■ TASK DATA ■

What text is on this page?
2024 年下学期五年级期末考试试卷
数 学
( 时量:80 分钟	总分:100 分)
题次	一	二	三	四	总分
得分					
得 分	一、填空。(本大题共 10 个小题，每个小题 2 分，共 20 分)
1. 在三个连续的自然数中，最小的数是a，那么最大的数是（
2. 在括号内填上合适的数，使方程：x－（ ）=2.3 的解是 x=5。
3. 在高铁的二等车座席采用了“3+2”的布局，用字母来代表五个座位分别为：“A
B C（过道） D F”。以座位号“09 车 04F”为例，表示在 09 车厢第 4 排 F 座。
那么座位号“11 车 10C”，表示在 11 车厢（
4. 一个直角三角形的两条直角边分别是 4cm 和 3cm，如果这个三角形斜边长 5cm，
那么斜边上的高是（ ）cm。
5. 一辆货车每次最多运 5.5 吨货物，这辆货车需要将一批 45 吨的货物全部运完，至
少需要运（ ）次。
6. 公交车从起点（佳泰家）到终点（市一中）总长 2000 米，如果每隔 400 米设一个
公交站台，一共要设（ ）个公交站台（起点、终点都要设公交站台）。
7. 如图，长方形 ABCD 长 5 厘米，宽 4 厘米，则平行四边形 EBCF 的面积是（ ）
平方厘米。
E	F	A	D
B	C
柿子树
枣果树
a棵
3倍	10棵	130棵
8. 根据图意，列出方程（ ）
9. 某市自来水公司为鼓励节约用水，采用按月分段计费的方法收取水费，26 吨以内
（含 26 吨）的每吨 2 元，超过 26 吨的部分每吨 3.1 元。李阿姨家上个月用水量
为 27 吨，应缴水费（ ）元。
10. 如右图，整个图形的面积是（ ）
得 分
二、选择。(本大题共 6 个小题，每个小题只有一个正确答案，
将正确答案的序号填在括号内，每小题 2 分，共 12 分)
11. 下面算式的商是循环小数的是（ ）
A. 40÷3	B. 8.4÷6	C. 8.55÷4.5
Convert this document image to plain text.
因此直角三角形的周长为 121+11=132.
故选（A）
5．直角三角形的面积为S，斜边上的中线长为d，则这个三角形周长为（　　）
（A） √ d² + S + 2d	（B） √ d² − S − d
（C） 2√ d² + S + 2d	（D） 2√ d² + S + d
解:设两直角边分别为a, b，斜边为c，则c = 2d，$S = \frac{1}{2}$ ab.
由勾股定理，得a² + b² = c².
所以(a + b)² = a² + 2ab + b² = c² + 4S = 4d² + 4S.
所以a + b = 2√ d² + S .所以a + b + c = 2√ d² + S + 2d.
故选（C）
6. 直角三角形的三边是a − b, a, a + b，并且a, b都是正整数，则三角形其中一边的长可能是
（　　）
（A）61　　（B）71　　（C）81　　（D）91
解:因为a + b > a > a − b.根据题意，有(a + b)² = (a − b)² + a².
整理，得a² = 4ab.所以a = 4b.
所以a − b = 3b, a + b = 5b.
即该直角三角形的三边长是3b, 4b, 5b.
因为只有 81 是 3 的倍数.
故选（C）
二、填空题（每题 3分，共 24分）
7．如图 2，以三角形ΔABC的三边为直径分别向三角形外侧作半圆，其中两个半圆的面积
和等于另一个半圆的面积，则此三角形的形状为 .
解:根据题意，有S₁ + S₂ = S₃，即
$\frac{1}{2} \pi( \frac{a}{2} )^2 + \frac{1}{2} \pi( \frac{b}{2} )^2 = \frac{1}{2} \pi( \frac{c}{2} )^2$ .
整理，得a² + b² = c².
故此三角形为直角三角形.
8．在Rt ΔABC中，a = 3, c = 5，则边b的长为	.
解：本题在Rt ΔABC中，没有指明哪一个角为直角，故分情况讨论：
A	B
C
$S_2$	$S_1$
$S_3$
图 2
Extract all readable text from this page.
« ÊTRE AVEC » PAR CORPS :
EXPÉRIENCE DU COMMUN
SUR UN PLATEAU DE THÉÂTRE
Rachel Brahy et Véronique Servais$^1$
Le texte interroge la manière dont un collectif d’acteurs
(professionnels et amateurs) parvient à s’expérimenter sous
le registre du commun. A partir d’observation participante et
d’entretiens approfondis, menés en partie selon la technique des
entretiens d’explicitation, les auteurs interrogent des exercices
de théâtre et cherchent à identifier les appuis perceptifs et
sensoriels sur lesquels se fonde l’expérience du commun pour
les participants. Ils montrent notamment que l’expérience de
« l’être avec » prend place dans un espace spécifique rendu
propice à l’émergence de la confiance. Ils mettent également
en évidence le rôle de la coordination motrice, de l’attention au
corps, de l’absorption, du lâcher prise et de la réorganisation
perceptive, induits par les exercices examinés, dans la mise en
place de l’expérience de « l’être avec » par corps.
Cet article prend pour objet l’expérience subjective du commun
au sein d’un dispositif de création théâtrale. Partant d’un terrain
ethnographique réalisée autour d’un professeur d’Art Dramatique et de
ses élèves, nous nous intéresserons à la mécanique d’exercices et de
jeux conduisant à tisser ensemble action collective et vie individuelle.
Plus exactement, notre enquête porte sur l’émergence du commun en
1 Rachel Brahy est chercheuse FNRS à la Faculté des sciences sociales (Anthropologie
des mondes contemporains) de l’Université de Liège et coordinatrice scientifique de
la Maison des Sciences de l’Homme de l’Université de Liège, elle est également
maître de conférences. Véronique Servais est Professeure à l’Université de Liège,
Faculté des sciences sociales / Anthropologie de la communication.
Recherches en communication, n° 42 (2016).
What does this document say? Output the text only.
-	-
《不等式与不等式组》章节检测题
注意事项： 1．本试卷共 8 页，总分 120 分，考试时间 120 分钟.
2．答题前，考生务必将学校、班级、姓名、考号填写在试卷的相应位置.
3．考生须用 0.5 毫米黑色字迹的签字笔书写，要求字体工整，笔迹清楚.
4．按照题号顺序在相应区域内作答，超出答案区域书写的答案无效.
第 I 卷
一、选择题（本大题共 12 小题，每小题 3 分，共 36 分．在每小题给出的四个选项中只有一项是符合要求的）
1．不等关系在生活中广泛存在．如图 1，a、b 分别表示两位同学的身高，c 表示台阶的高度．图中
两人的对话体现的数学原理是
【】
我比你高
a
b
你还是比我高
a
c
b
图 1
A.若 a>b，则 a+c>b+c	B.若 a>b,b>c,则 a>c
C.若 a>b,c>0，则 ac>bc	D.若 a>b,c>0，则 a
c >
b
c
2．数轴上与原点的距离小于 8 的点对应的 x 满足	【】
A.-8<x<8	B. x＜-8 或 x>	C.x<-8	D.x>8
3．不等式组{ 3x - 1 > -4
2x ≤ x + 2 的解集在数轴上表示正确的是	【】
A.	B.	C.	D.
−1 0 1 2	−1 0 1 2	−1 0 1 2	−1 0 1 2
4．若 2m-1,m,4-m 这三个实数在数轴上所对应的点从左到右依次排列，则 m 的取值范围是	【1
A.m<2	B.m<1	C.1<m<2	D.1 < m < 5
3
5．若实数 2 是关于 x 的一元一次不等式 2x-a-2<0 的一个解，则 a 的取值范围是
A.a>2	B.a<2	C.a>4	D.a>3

■ GIVEN TASK ■
Determine how many of the lines above hold the word "frac", and output that number by itself.

■ TASK RESULT ■
2